* [TO DO]: Without the images, output each record below as it stands.

══ EXCERPTED DATA

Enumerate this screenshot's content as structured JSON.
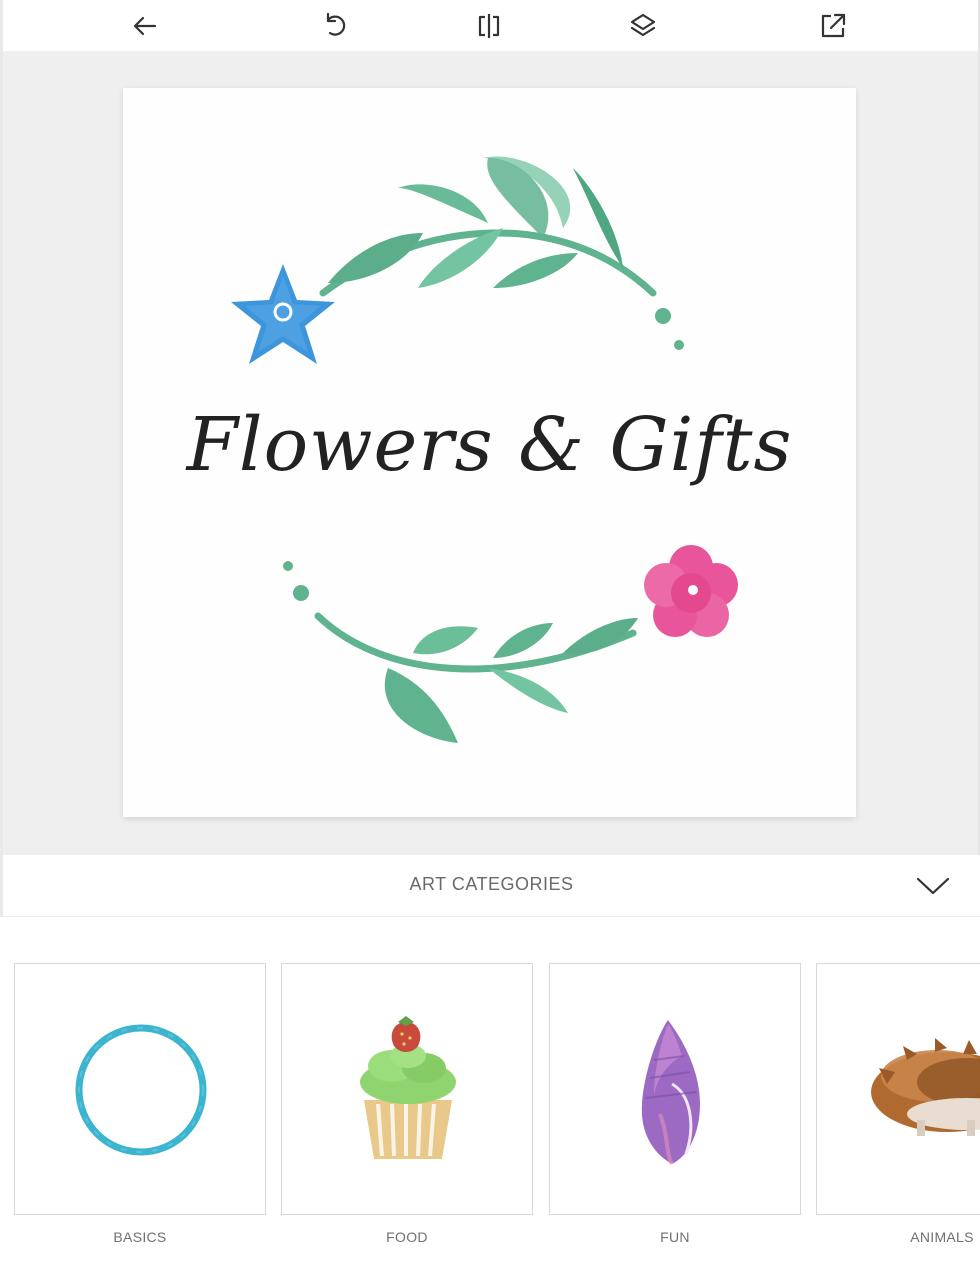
{
  "toolbar": {
    "back_icon": "arrow-left-icon",
    "undo_icon": "undo-icon",
    "flip_icon": "flip-horizontal-icon",
    "layers_icon": "layers-icon",
    "export_icon": "external-share-icon"
  },
  "artboard": {
    "logo_text": "Flowers & Gifts",
    "colors": {
      "leaf": "#5fb38f",
      "blue_flower": "#3d95dc",
      "pink_flower": "#e8559b",
      "text": "#222222",
      "canvas_bg": "#efefef"
    }
  },
  "categories": {
    "title": "ART CATEGORIES",
    "chevron_icon": "chevron-down-icon",
    "items": [
      {
        "label": "BASICS",
        "icon": "circle-ring-art"
      },
      {
        "label": "FOOD",
        "icon": "cupcake-art"
      },
      {
        "label": "FUN",
        "icon": "seashell-art"
      },
      {
        "label": "ANIMALS",
        "icon": "hedgehog-art"
      }
    ]
  }
}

════

* [WRITTEN RESPONSE]:
Enumerate this screenshot's content as structured JSON.
{
  "toolbar": {
    "back_icon": "arrow-left-icon",
    "undo_icon": "undo-icon",
    "flip_icon": "flip-horizontal-icon",
    "layers_icon": "layers-icon",
    "export_icon": "external-share-icon"
  },
  "artboard": {
    "logo_text": "Flowers & Gifts",
    "colors": {
      "leaf": "#5fb38f",
      "blue_flower": "#3d95dc",
      "pink_flower": "#e8559b",
      "text": "#222222",
      "canvas_bg": "#efefef"
    }
  },
  "categories": {
    "title": "ART CATEGORIES",
    "chevron_icon": "chevron-down-icon",
    "items": [
      {
        "label": "BASICS",
        "icon": "circle-ring-art"
      },
      {
        "label": "FOOD",
        "icon": "cupcake-art"
      },
      {
        "label": "FUN",
        "icon": "seashell-art"
      },
      {
        "label": "ANIMALS",
        "icon": "hedgehog-art"
      }
    ]
  }
}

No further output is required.